**TASK DESCRIPTION:**
Report back every line of the entries that contains "angle", exactly as written.

**TASK INPUT:**
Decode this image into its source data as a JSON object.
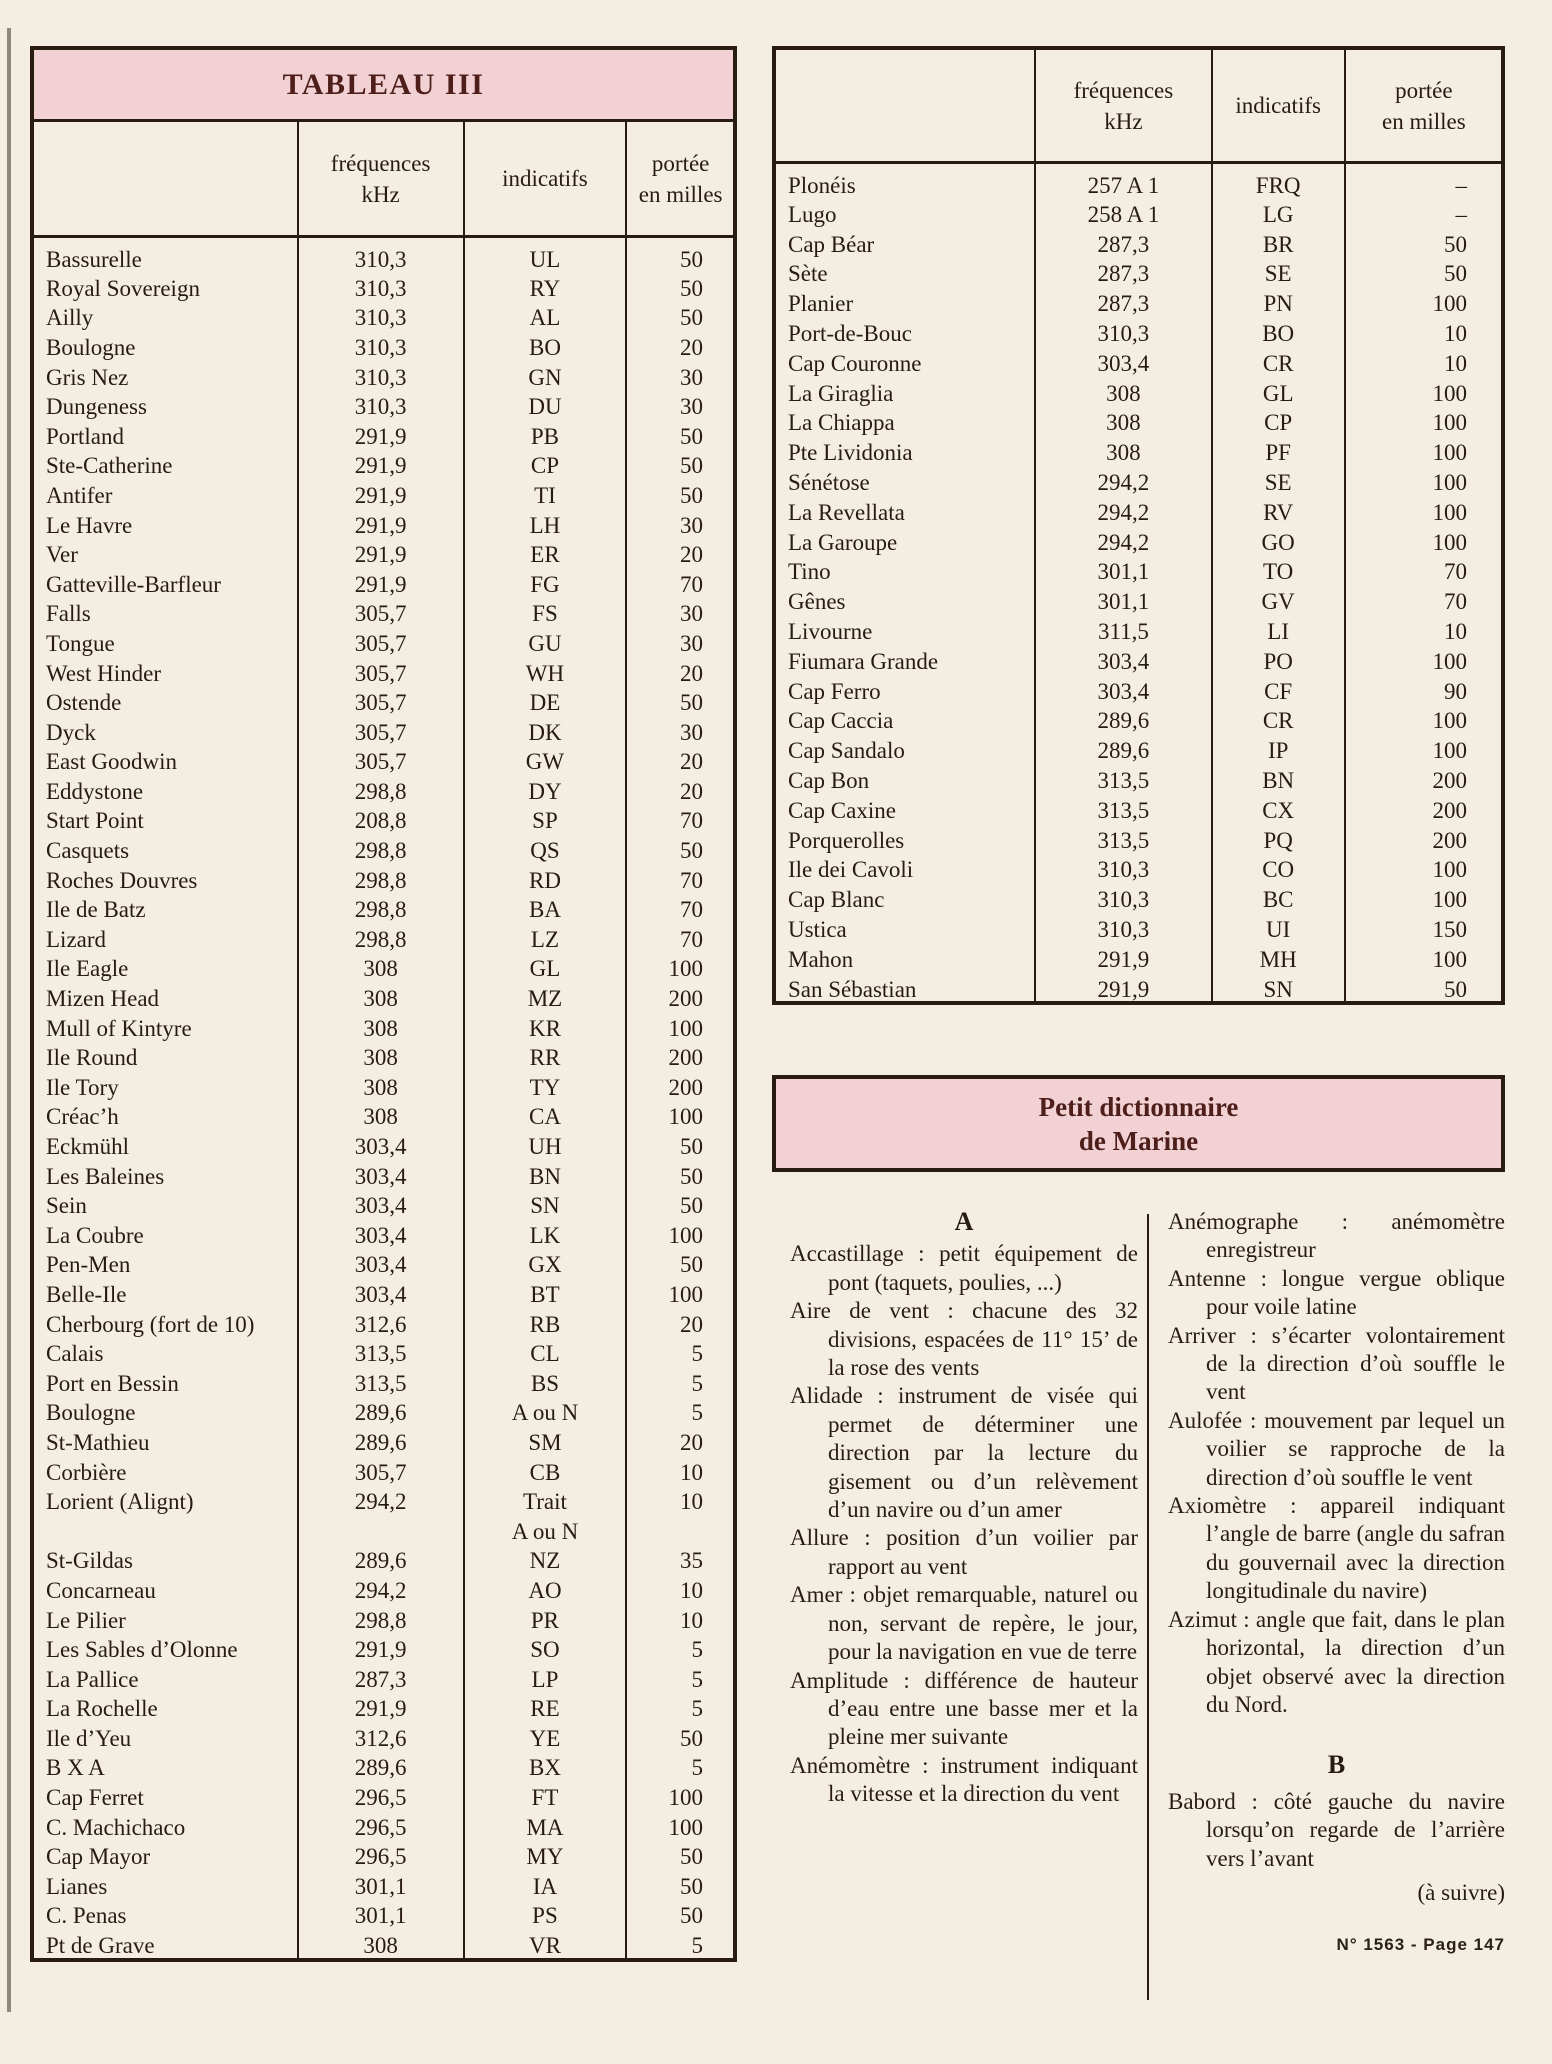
{
  "page": {
    "background": "#f3eee0",
    "ink": "#281b10",
    "accent_pink": "#f2d1d5",
    "title_color": "#4e1f1a",
    "to_be_continued": "(à suivre)",
    "page_ref": "N° 1563 - Page 147"
  },
  "left_table": {
    "title": "TABLEAU III",
    "headers": {
      "name": "",
      "freq_line1": "fréquences",
      "freq_line2": "kHz",
      "callsign": "indicatifs",
      "range_line1": "portée",
      "range_line2": "en milles"
    },
    "rows": [
      [
        "Bassurelle",
        "310,3",
        "UL",
        "50"
      ],
      [
        "Royal Sovereign",
        "310,3",
        "RY",
        "50"
      ],
      [
        "Ailly",
        "310,3",
        "AL",
        "50"
      ],
      [
        "Boulogne",
        "310,3",
        "BO",
        "20"
      ],
      [
        "Gris Nez",
        "310,3",
        "GN",
        "30"
      ],
      [
        "Dungeness",
        "310,3",
        "DU",
        "30"
      ],
      [
        "Portland",
        "291,9",
        "PB",
        "50"
      ],
      [
        "Ste-Catherine",
        "291,9",
        "CP",
        "50"
      ],
      [
        "Antifer",
        "291,9",
        "TI",
        "50"
      ],
      [
        "Le Havre",
        "291,9",
        "LH",
        "30"
      ],
      [
        "Ver",
        "291,9",
        "ER",
        "20"
      ],
      [
        "Gatteville-Barfleur",
        "291,9",
        "FG",
        "70"
      ],
      [
        "Falls",
        "305,7",
        "FS",
        "30"
      ],
      [
        "Tongue",
        "305,7",
        "GU",
        "30"
      ],
      [
        "West Hinder",
        "305,7",
        "WH",
        "20"
      ],
      [
        "Ostende",
        "305,7",
        "DE",
        "50"
      ],
      [
        "Dyck",
        "305,7",
        "DK",
        "30"
      ],
      [
        "East Goodwin",
        "305,7",
        "GW",
        "20"
      ],
      [
        "Eddystone",
        "298,8",
        "DY",
        "20"
      ],
      [
        "Start Point",
        "208,8",
        "SP",
        "70"
      ],
      [
        "Casquets",
        "298,8",
        "QS",
        "50"
      ],
      [
        "Roches Douvres",
        "298,8",
        "RD",
        "70"
      ],
      [
        "Ile de Batz",
        "298,8",
        "BA",
        "70"
      ],
      [
        "Lizard",
        "298,8",
        "LZ",
        "70"
      ],
      [
        "Ile Eagle",
        "308",
        "GL",
        "100"
      ],
      [
        "Mizen Head",
        "308",
        "MZ",
        "200"
      ],
      [
        "Mull of Kintyre",
        "308",
        "KR",
        "100"
      ],
      [
        "Ile Round",
        "308",
        "RR",
        "200"
      ],
      [
        "Ile Tory",
        "308",
        "TY",
        "200"
      ],
      [
        "Créac’h",
        "308",
        "CA",
        "100"
      ],
      [
        "Eckmühl",
        "303,4",
        "UH",
        "50"
      ],
      [
        "Les Baleines",
        "303,4",
        "BN",
        "50"
      ],
      [
        "Sein",
        "303,4",
        "SN",
        "50"
      ],
      [
        "La Coubre",
        "303,4",
        "LK",
        "100"
      ],
      [
        "Pen-Men",
        "303,4",
        "GX",
        "50"
      ],
      [
        "Belle-Ile",
        "303,4",
        "BT",
        "100"
      ],
      [
        "Cherbourg (fort de 10)",
        "312,6",
        "RB",
        "20"
      ],
      [
        "Calais",
        "313,5",
        "CL",
        "5"
      ],
      [
        "Port en Bessin",
        "313,5",
        "BS",
        "5"
      ],
      [
        "Boulogne",
        "289,6",
        "A ou N",
        "5"
      ],
      [
        "St-Mathieu",
        "289,6",
        "SM",
        "20"
      ],
      [
        "Corbière",
        "305,7",
        "CB",
        "10"
      ],
      [
        "Lorient (Alignt)",
        "294,2",
        "Trait",
        "10"
      ],
      [
        "",
        "",
        "A ou N",
        ""
      ],
      [
        "St-Gildas",
        "289,6",
        "NZ",
        "35"
      ],
      [
        "Concarneau",
        "294,2",
        "AO",
        "10"
      ],
      [
        "Le Pilier",
        "298,8",
        "PR",
        "10"
      ],
      [
        "Les Sables d’Olonne",
        "291,9",
        "SO",
        "5"
      ],
      [
        "La Pallice",
        "287,3",
        "LP",
        "5"
      ],
      [
        "La Rochelle",
        "291,9",
        "RE",
        "5"
      ],
      [
        "Ile d’Yeu",
        "312,6",
        "YE",
        "50"
      ],
      [
        "B X A",
        "289,6",
        "BX",
        "5"
      ],
      [
        "Cap Ferret",
        "296,5",
        "FT",
        "100"
      ],
      [
        "C. Machichaco",
        "296,5",
        "MA",
        "100"
      ],
      [
        "Cap Mayor",
        "296,5",
        "MY",
        "50"
      ],
      [
        "Lianes",
        "301,1",
        "IA",
        "50"
      ],
      [
        "C. Penas",
        "301,1",
        "PS",
        "50"
      ],
      [
        "Pt de Grave",
        "308",
        "VR",
        "5"
      ]
    ]
  },
  "right_table": {
    "headers": {
      "name": "",
      "freq_line1": "fréquences",
      "freq_line2": "kHz",
      "callsign": "indicatifs",
      "range_line1": "portée",
      "range_line2": "en milles"
    },
    "rows": [
      [
        "Plonéis",
        "257 A 1",
        "FRQ",
        "–"
      ],
      [
        "Lugo",
        "258 A 1",
        "LG",
        "–"
      ],
      [
        "Cap Béar",
        "287,3",
        "BR",
        "50"
      ],
      [
        "Sète",
        "287,3",
        "SE",
        "50"
      ],
      [
        "Planier",
        "287,3",
        "PN",
        "100"
      ],
      [
        "Port-de-Bouc",
        "310,3",
        "BO",
        "10"
      ],
      [
        "Cap Couronne",
        "303,4",
        "CR",
        "10"
      ],
      [
        "La Giraglia",
        "308",
        "GL",
        "100"
      ],
      [
        "La Chiappa",
        "308",
        "CP",
        "100"
      ],
      [
        "Pte Lividonia",
        "308",
        "PF",
        "100"
      ],
      [
        "Sénétose",
        "294,2",
        "SE",
        "100"
      ],
      [
        "La Revellata",
        "294,2",
        "RV",
        "100"
      ],
      [
        "La Garoupe",
        "294,2",
        "GO",
        "100"
      ],
      [
        "Tino",
        "301,1",
        "TO",
        "70"
      ],
      [
        "Gênes",
        "301,1",
        "GV",
        "70"
      ],
      [
        "Livourne",
        "311,5",
        "LI",
        "10"
      ],
      [
        "Fiumara Grande",
        "303,4",
        "PO",
        "100"
      ],
      [
        "Cap Ferro",
        "303,4",
        "CF",
        "90"
      ],
      [
        "Cap Caccia",
        "289,6",
        "CR",
        "100"
      ],
      [
        "Cap Sandalo",
        "289,6",
        "IP",
        "100"
      ],
      [
        "Cap Bon",
        "313,5",
        "BN",
        "200"
      ],
      [
        "Cap Caxine",
        "313,5",
        "CX",
        "200"
      ],
      [
        "Porquerolles",
        "313,5",
        "PQ",
        "200"
      ],
      [
        "Ile dei Cavoli",
        "310,3",
        "CO",
        "100"
      ],
      [
        "Cap Blanc",
        "310,3",
        "BC",
        "100"
      ],
      [
        "Ustica",
        "310,3",
        "UI",
        "150"
      ],
      [
        "Mahon",
        "291,9",
        "MH",
        "100"
      ],
      [
        "San Sébastian",
        "291,9",
        "SN",
        "50"
      ]
    ]
  },
  "dictionary": {
    "title_line1": "Petit dictionnaire",
    "title_line2": "de Marine",
    "left_letter": "A",
    "right_letter": "B",
    "left_entries": [
      {
        "term": "Accastillage",
        "def": "petit équipement de pont (taquets, poulies, ...)"
      },
      {
        "term": "Aire de vent",
        "def": "chacune des 32 divisions, espacées de 11° 15’ de la rose des vents"
      },
      {
        "term": "Alidade",
        "def": "instrument de visée qui permet de déterminer une direction par la lecture du gisement ou d’un relèvement d’un navire ou d’un amer"
      },
      {
        "term": "Allure",
        "def": "position d’un voilier par rapport au vent"
      },
      {
        "term": "Amer",
        "def": "objet remarquable, naturel ou non, servant de repère, le jour, pour la navigation en vue de terre"
      },
      {
        "term": "Amplitude",
        "def": "différence de hauteur d’eau entre une basse mer et la pleine mer suivante"
      },
      {
        "term": "Anémomètre",
        "def": "instrument indiquant la vitesse et la direction du vent"
      }
    ],
    "right_entries": [
      {
        "term": "Anémographe",
        "def": "anémomètre enregistreur"
      },
      {
        "term": "Antenne",
        "def": "longue vergue oblique pour voile latine"
      },
      {
        "term": "Arriver",
        "def": "s’écarter volontairement de la direction d’où souffle le vent"
      },
      {
        "term": "Aulofée",
        "def": "mouvement par lequel un voilier se rapproche de la direction d’où souffle le vent"
      },
      {
        "term": "Axiomètre",
        "def": "appareil indiquant l’angle de barre (angle du safran du gouvernail avec la direction longitudinale du navire)"
      },
      {
        "term": "Azimut",
        "def": "angle que fait, dans le plan horizontal, la direction d’un objet observé avec la direction du Nord."
      }
    ],
    "b_entries": [
      {
        "term": "Babord",
        "def": "côté gauche du navire lorsqu’on regarde de l’arrière vers l’avant"
      }
    ]
  }
}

**THE COMPLETED TASK:**
        "def": "appareil indiquant l’angle de barre (angle du safran du gouvernail avec la direction longitudinale du navire)"
        "def": "angle que fait, dans le plan horizontal, la direction d’un objet observé avec la direction du Nord."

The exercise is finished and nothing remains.